>> Begin Material provided
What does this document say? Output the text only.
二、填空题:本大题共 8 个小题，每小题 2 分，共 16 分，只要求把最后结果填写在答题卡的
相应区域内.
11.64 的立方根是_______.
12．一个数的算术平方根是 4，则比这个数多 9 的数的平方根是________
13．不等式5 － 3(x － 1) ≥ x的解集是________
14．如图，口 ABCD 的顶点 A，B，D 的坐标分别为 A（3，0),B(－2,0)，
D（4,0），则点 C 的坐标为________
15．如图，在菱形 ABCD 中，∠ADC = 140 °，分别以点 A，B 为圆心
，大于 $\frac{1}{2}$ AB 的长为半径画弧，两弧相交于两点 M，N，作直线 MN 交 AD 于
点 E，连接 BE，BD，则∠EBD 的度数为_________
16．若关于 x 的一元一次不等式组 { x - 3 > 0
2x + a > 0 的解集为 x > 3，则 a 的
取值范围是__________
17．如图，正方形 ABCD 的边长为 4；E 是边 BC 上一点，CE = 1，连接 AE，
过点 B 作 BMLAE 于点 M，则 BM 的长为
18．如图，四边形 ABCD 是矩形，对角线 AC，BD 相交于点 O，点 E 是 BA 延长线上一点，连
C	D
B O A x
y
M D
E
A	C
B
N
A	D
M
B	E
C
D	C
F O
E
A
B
>> End Material provided
* Work to do
Copy out each record from above, exactly.

* Answer for the task
What does this document say? Output the text only.
二、填空题:本大题共 8 个小题，每小题 2 分，共 16 分，只要求把最后结果填写在答题卡的
相应区域内.
11.64 的立方根是_______.
12．一个数的算术平方根是 4，则比这个数多 9 的数的平方根是________
13．不等式5 － 3(x － 1) ≥ x的解集是________
14．如图，口 ABCD 的顶点 A，B，D 的坐标分别为 A（3，0),B(－2,0)，
D（4,0），则点 C 的坐标为________
15．如图，在菱形 ABCD 中，∠ADC = 140 °，分别以点 A，B 为圆心
，大于 $\frac{1}{2}$ AB 的长为半径画弧，两弧相交于两点 M，N，作直线 MN 交 AD 于
点 E，连接 BE，BD，则∠EBD 的度数为_________
16．若关于 x 的一元一次不等式组 { x - 3 > 0
2x + a > 0 的解集为 x > 3，则 a 的
取值范围是__________
17．如图，正方形 ABCD 的边长为 4；E 是边 BC 上一点，CE = 1，连接 AE，
过点 B 作 BMLAE 于点 M，则 BM 的长为
18．如图，四边形 ABCD 是矩形，对角线 AC，BD 相交于点 O，点 E 是 BA 延长线上一点，连
C	D
B O A x
y
M D
E
A	C
B
N
A	D
M
B	E
C
D	C
F O
E
A
B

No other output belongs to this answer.